------ Provided data ------
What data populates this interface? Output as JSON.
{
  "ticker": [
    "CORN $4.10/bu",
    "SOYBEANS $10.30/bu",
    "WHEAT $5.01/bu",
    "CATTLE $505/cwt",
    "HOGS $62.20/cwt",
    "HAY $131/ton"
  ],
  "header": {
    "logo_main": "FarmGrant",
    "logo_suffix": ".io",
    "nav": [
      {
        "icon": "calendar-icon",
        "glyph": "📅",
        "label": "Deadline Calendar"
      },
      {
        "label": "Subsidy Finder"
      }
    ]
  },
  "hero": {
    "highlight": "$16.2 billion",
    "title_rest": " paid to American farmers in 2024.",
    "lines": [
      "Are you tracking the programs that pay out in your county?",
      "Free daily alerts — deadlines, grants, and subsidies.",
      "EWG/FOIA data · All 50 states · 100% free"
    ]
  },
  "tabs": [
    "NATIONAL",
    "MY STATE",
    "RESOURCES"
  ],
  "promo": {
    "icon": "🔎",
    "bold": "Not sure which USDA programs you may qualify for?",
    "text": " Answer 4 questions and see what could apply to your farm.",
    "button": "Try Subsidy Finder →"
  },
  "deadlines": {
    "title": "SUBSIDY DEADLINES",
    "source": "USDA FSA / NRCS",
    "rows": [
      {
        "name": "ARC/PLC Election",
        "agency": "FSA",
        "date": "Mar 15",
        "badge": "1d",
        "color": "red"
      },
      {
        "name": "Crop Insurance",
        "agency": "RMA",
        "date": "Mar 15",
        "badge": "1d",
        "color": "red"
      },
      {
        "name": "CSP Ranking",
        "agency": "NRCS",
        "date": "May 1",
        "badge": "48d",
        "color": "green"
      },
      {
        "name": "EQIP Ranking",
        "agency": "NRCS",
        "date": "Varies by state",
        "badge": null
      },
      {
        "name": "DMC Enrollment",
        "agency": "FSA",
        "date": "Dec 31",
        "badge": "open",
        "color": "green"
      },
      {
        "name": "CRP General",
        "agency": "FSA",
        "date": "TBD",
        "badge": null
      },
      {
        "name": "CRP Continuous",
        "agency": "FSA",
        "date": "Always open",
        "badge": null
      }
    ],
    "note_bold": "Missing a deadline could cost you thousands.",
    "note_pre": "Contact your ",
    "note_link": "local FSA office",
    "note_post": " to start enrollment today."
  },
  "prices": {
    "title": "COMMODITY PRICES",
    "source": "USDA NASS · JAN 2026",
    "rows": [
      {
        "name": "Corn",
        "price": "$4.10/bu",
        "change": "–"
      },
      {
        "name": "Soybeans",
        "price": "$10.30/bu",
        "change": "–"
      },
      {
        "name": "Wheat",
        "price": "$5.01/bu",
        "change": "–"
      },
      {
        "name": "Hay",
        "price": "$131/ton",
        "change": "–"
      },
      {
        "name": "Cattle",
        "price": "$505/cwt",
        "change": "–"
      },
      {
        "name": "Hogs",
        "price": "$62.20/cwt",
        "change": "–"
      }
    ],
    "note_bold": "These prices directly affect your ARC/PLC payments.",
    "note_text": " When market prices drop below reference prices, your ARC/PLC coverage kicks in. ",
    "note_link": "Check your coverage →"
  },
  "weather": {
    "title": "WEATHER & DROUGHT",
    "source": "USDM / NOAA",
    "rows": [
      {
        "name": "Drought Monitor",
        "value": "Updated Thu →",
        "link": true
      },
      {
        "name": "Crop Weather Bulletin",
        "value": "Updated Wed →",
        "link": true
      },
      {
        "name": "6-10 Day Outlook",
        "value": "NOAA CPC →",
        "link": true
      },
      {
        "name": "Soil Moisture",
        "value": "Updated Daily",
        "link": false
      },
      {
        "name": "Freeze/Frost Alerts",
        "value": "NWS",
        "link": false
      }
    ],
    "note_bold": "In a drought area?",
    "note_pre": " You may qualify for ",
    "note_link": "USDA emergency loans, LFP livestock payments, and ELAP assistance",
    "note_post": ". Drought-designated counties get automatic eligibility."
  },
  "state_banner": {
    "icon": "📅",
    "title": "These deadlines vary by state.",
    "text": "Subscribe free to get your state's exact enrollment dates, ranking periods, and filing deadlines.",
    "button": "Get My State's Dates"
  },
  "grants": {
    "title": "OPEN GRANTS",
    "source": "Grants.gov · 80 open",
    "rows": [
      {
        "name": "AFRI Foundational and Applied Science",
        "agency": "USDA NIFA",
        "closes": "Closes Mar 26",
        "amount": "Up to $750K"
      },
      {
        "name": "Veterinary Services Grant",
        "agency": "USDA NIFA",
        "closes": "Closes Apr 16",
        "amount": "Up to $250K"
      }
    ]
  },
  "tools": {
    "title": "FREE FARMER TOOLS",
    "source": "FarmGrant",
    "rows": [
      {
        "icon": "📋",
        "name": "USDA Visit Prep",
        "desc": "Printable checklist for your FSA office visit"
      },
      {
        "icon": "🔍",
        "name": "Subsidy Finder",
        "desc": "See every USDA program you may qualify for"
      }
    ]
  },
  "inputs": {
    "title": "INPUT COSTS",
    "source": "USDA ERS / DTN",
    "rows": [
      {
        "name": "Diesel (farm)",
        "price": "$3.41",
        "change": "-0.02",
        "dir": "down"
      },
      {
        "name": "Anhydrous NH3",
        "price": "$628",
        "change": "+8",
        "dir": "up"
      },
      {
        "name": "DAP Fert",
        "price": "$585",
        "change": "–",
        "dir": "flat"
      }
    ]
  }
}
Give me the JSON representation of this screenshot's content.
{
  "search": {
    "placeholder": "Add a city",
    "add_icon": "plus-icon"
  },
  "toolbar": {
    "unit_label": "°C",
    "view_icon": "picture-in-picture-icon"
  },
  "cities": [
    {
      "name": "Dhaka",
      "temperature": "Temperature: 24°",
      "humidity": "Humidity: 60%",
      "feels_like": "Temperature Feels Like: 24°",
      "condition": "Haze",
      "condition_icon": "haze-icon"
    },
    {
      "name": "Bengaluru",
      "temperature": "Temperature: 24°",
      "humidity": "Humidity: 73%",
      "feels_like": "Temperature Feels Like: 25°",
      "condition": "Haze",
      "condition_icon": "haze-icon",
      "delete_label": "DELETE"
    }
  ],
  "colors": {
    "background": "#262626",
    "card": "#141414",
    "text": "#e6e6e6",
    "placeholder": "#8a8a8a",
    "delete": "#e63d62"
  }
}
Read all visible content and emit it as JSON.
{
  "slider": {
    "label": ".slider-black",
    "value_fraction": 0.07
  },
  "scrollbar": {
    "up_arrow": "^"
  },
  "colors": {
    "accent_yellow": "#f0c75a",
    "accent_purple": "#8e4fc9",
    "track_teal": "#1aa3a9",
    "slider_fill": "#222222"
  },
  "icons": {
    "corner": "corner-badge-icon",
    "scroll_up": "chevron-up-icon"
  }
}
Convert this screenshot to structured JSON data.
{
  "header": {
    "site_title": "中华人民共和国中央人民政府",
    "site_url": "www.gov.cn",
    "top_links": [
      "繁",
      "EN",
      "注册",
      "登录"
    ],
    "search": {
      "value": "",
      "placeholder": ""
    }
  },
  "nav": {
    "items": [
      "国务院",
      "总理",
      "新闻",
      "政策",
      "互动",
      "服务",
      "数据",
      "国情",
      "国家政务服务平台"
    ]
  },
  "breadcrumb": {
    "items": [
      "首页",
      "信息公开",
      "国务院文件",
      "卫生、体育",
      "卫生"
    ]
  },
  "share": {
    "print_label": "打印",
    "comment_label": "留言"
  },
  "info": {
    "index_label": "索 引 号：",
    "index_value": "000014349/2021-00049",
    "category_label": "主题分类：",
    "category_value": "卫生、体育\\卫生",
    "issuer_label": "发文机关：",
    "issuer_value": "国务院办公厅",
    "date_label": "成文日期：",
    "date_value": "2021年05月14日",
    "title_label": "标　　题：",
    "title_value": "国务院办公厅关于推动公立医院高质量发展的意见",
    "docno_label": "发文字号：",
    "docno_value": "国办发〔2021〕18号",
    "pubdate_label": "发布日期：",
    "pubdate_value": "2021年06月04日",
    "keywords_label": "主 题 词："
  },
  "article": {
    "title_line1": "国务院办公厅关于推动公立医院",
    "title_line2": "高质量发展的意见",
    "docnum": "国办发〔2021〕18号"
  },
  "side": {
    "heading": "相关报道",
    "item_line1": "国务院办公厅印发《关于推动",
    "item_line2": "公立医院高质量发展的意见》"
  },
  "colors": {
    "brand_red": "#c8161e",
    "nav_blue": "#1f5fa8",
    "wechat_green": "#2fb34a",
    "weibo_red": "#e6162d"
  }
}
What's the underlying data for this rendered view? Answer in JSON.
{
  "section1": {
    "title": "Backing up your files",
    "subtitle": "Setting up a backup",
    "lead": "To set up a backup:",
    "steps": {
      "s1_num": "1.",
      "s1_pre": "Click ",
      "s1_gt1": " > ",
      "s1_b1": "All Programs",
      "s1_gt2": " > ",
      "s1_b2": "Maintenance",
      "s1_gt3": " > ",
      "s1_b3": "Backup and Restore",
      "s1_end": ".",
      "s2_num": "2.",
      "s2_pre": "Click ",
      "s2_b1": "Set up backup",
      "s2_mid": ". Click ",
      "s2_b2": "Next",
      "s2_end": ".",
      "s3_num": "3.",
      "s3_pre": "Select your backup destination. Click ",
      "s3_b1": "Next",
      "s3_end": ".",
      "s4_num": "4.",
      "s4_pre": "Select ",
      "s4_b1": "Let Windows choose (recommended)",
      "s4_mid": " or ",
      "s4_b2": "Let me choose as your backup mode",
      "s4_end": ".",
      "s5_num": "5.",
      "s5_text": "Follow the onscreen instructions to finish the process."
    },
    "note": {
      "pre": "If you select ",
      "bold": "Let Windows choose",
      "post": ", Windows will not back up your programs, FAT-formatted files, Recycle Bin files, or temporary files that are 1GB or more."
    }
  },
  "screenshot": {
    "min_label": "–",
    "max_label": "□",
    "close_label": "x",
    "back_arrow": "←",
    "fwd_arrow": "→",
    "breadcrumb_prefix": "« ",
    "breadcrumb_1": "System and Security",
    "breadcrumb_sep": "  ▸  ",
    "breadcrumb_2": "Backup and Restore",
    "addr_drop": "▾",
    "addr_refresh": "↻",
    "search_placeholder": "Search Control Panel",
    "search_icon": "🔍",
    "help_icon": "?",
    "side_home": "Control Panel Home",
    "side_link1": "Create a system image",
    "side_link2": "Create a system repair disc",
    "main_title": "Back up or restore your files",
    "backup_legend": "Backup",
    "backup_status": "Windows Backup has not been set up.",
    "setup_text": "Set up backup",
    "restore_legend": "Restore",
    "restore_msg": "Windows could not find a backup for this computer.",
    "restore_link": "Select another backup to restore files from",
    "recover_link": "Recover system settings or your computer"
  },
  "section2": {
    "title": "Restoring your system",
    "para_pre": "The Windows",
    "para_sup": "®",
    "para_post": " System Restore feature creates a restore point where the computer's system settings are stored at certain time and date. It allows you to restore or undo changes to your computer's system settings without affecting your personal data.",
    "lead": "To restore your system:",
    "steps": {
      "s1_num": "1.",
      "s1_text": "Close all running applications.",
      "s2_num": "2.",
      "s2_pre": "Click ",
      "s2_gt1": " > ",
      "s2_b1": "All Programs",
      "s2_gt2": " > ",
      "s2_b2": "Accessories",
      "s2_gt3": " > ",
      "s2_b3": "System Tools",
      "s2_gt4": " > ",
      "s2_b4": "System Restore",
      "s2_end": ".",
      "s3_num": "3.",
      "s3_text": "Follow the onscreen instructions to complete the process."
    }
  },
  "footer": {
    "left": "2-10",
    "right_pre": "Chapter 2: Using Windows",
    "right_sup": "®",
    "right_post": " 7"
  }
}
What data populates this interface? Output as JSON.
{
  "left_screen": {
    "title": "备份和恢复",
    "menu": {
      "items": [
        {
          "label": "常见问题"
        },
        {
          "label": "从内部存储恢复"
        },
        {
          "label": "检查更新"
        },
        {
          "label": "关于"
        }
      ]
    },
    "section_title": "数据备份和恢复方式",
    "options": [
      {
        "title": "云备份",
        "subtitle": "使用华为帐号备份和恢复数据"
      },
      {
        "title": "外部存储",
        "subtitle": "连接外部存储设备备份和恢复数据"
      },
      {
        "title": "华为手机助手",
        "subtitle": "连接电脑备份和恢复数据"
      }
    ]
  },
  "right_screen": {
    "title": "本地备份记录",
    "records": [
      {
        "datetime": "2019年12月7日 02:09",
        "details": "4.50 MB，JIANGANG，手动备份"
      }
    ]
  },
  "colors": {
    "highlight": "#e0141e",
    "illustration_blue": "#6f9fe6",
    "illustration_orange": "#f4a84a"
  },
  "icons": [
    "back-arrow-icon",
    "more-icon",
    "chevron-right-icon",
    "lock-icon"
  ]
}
------
*Brief:* Search the data for "FarmGrant" and list every line in which it occurs.

*Solved problem:*
    "logo_main": "FarmGrant",
    "source": "FarmGrant",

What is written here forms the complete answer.